──────── Available data ────────

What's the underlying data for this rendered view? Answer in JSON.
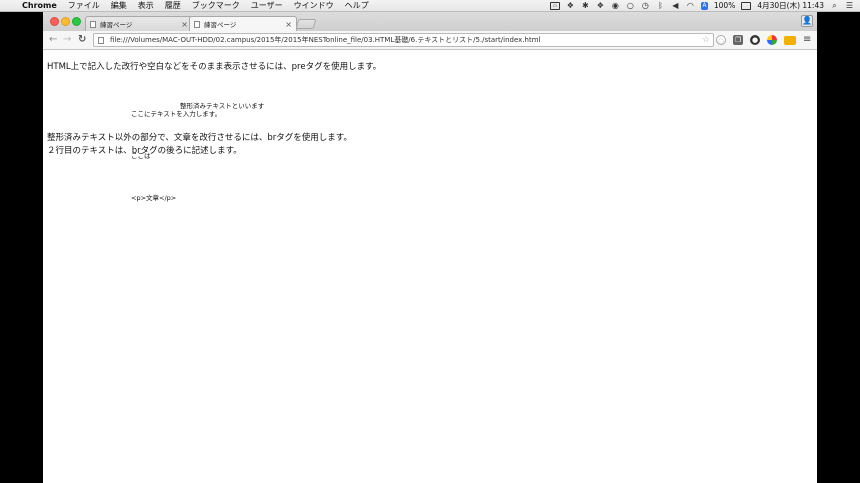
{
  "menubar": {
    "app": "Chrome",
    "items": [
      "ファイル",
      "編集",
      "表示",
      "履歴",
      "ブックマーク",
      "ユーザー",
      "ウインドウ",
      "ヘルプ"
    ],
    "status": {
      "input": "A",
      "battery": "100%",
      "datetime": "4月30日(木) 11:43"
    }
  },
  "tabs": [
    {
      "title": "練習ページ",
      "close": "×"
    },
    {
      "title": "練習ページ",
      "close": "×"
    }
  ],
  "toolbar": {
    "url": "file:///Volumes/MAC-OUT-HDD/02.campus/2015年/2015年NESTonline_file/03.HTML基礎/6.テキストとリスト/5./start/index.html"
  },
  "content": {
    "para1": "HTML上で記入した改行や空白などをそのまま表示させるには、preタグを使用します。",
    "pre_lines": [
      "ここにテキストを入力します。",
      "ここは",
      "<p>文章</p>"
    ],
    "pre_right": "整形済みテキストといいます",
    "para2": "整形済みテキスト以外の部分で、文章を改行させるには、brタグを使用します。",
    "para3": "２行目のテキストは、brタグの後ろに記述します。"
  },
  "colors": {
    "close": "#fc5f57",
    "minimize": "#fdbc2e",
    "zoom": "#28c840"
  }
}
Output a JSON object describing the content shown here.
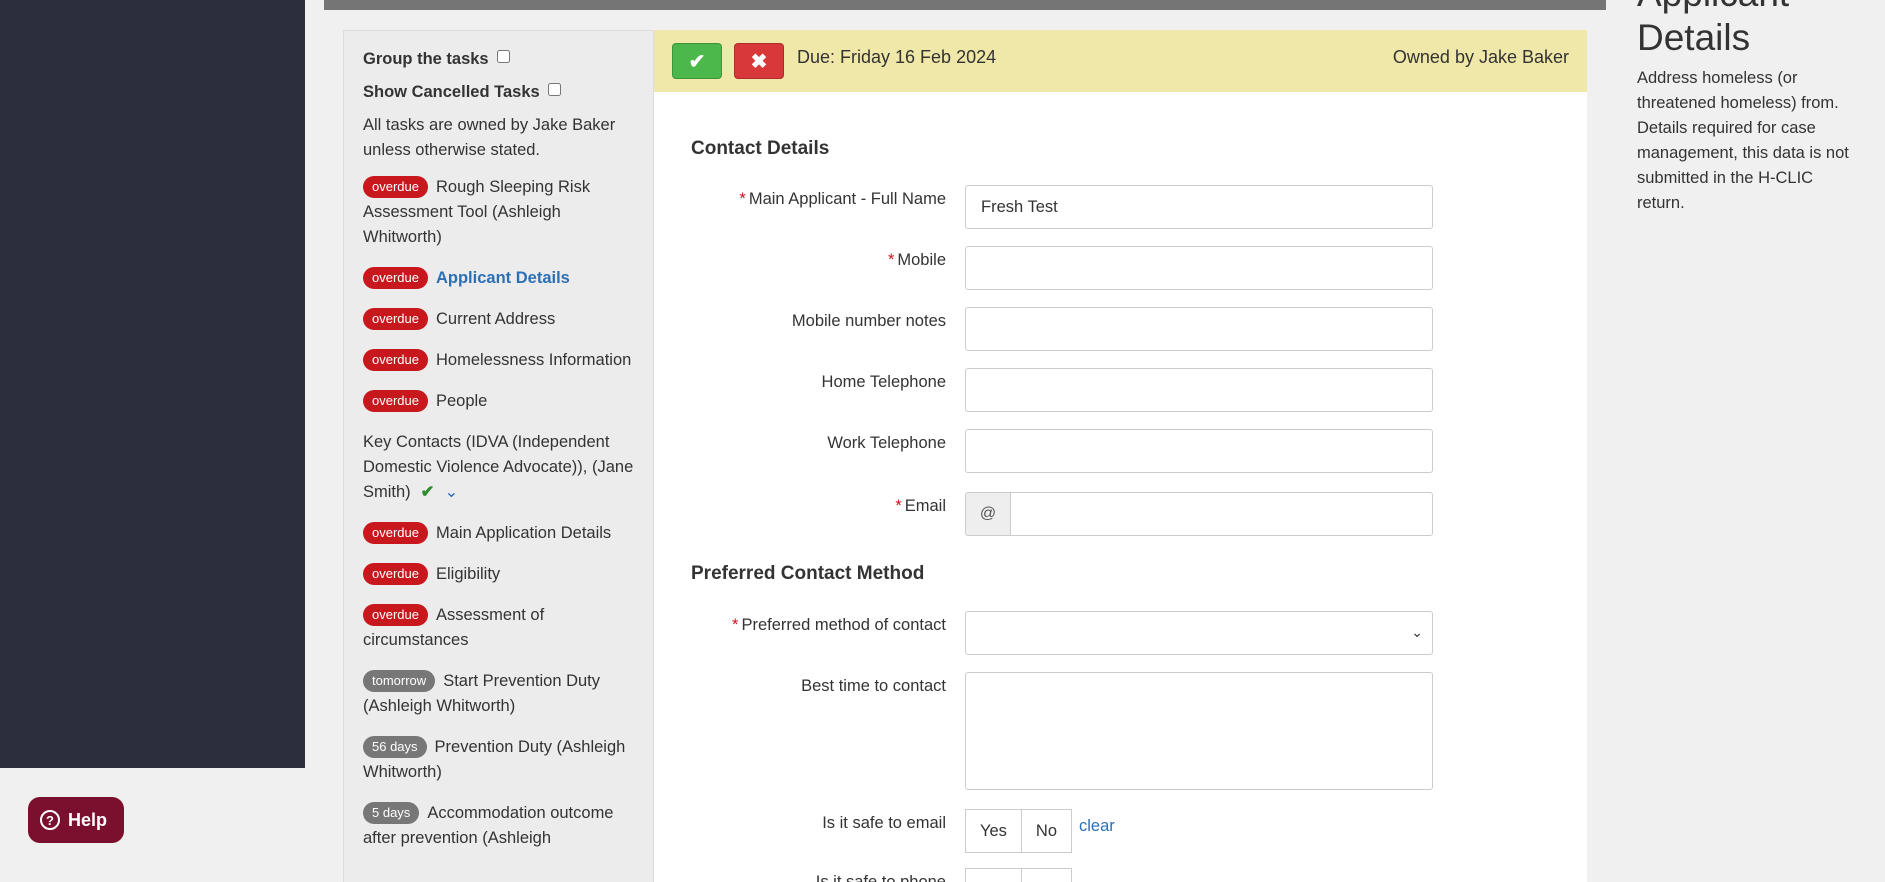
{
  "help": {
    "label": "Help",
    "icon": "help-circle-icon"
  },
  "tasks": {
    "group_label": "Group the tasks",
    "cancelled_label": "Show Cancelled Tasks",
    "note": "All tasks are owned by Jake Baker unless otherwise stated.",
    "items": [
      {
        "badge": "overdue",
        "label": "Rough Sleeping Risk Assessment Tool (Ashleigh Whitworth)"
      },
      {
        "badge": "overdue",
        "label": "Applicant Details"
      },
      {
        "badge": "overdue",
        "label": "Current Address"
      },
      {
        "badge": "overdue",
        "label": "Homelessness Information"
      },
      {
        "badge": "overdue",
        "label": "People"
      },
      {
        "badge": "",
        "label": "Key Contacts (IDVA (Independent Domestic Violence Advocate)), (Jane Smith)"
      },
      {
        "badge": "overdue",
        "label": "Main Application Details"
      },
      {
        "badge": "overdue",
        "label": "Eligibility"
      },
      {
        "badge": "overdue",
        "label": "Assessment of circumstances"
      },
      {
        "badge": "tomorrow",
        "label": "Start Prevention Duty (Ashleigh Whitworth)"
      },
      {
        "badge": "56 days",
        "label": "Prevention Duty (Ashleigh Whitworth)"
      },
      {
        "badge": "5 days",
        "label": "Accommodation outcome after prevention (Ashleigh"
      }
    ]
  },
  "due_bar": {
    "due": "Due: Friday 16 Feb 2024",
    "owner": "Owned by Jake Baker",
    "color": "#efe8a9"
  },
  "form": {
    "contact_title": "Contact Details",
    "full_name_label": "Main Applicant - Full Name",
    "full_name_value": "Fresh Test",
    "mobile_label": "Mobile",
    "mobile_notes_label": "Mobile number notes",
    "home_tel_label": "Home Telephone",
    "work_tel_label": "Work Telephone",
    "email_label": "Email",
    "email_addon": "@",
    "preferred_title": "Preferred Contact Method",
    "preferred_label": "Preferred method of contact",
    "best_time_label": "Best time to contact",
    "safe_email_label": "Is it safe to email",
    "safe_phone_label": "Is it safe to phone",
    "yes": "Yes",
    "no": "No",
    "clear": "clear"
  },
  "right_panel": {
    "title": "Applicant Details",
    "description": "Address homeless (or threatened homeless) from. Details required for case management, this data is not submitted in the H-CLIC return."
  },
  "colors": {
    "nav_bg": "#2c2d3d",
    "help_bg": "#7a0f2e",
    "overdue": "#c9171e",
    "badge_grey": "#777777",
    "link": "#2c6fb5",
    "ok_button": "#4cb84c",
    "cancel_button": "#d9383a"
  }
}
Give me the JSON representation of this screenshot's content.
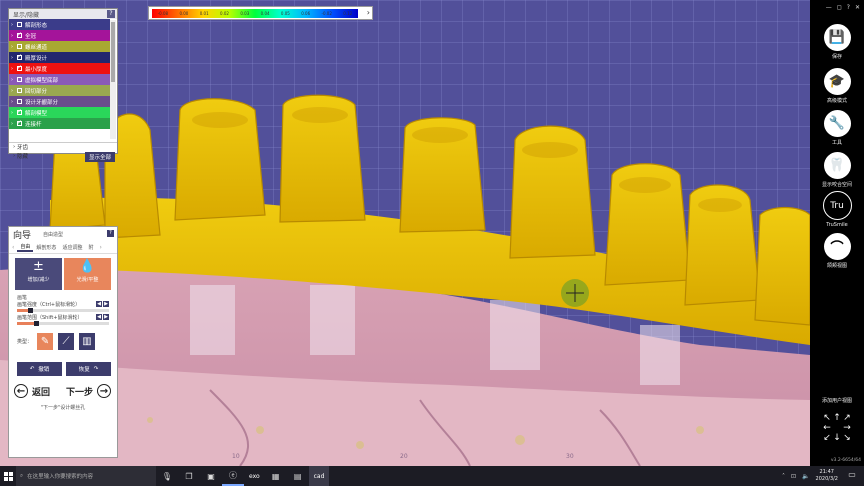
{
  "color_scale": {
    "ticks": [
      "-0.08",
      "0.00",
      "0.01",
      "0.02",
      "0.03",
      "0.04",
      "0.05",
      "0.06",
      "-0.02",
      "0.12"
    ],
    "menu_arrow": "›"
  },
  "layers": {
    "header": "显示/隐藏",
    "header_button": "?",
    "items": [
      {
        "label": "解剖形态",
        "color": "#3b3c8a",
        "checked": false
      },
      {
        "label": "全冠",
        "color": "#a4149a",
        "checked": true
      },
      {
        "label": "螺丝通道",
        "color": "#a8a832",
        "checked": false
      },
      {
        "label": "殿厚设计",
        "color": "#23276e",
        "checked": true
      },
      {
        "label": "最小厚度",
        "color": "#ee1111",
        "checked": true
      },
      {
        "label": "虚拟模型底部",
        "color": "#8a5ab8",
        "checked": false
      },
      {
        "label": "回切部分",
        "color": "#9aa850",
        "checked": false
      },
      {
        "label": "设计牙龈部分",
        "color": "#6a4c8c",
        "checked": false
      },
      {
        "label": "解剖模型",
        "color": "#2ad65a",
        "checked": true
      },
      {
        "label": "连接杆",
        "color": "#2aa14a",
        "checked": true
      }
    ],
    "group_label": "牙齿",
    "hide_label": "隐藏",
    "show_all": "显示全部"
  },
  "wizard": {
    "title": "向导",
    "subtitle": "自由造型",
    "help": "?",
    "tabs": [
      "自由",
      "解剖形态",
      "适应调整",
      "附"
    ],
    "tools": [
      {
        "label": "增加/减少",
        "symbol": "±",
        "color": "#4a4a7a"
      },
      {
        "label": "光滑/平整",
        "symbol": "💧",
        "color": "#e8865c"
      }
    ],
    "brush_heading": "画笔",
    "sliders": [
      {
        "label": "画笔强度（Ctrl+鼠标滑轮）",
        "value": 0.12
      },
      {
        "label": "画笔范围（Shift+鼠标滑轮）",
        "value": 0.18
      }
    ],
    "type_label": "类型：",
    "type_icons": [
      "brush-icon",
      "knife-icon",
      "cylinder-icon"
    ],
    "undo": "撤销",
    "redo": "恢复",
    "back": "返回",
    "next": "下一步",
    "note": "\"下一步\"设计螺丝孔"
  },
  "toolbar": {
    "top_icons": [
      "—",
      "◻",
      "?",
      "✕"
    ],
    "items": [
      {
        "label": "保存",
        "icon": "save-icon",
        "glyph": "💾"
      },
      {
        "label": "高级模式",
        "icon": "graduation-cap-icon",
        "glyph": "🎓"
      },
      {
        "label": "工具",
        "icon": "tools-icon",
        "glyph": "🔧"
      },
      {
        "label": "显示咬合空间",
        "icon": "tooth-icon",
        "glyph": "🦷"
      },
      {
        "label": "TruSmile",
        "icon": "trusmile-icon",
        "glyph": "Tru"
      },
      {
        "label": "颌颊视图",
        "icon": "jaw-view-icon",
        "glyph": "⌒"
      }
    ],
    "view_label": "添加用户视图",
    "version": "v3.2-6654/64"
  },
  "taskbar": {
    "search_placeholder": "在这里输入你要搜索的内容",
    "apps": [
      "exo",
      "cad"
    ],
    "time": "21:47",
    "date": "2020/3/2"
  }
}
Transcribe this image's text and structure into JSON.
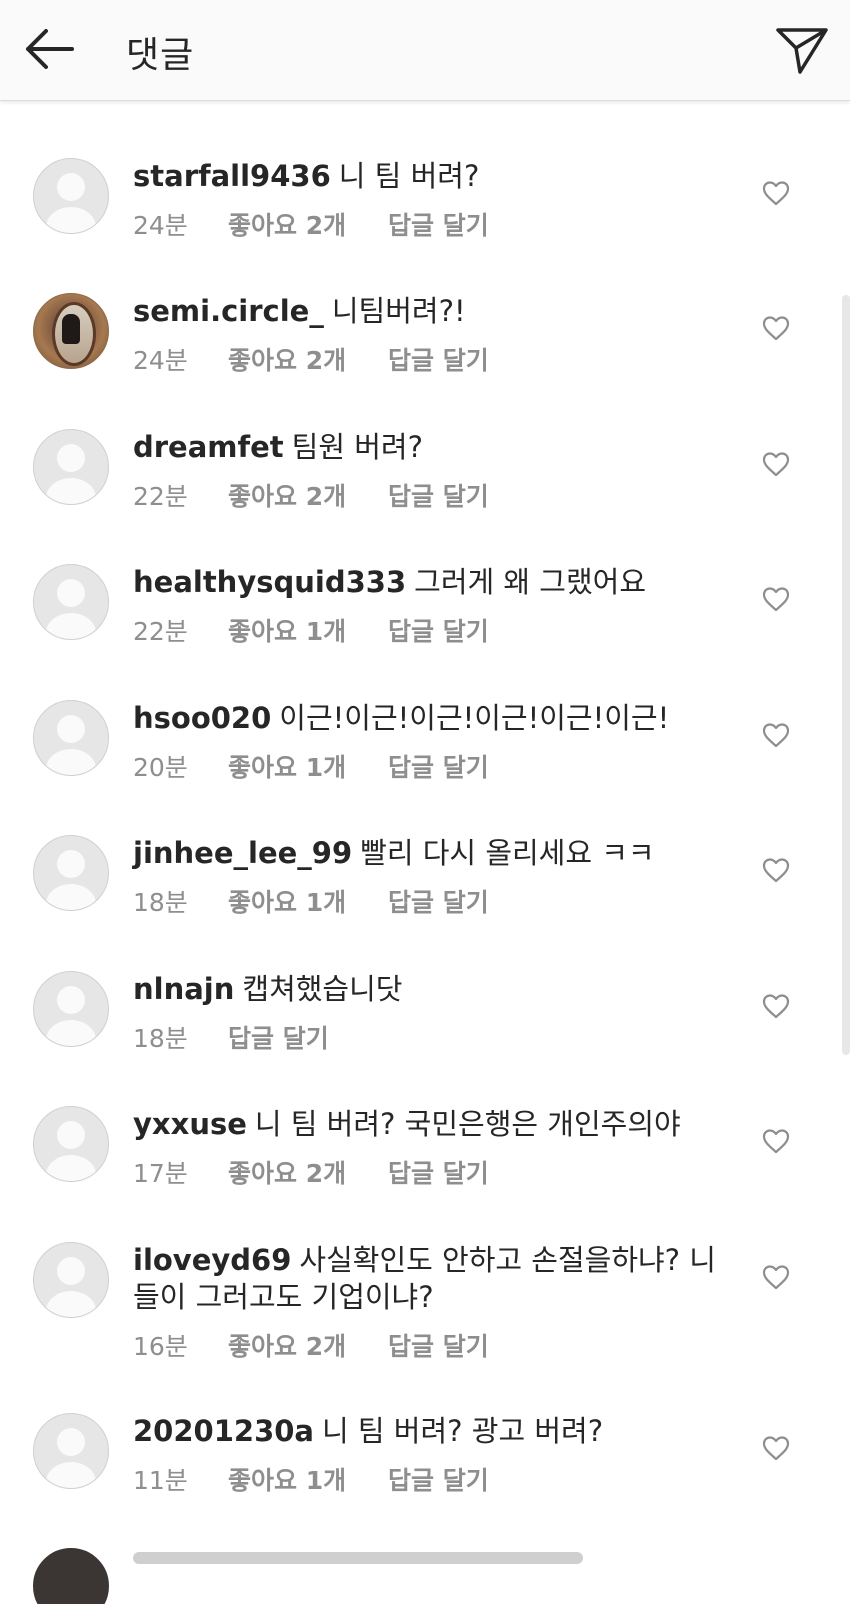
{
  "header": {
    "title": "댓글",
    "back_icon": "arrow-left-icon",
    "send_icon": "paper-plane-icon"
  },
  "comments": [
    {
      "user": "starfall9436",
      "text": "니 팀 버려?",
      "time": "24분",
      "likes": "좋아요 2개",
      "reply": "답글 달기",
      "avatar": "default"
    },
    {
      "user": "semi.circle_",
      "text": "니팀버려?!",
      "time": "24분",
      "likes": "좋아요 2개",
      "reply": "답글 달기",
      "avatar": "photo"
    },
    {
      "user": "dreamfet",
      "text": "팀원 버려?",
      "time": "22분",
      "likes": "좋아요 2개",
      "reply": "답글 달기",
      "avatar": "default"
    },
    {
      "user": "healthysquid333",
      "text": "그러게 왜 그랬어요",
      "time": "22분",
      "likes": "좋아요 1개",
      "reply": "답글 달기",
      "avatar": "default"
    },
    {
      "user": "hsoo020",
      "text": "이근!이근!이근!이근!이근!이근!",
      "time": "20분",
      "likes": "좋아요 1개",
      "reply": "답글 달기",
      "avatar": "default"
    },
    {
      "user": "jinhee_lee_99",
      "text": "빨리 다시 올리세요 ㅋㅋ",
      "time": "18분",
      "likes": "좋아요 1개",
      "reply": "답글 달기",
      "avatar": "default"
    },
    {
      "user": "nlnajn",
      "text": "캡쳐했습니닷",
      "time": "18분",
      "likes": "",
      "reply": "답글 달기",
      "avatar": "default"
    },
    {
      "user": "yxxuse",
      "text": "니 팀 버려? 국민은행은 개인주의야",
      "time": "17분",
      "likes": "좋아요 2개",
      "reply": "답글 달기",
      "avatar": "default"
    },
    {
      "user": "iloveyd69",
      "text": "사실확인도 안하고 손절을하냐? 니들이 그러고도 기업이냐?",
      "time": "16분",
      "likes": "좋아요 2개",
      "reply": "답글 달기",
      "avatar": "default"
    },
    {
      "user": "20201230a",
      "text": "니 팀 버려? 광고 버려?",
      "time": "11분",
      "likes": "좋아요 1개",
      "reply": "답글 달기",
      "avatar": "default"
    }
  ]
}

────────

Job> Filter the records above for lines containing the word "safe", and copy those lines.

Task response>
    "safe_email_label": "Is it safe to email",
    "safe_phone_label": "Is it safe to phone",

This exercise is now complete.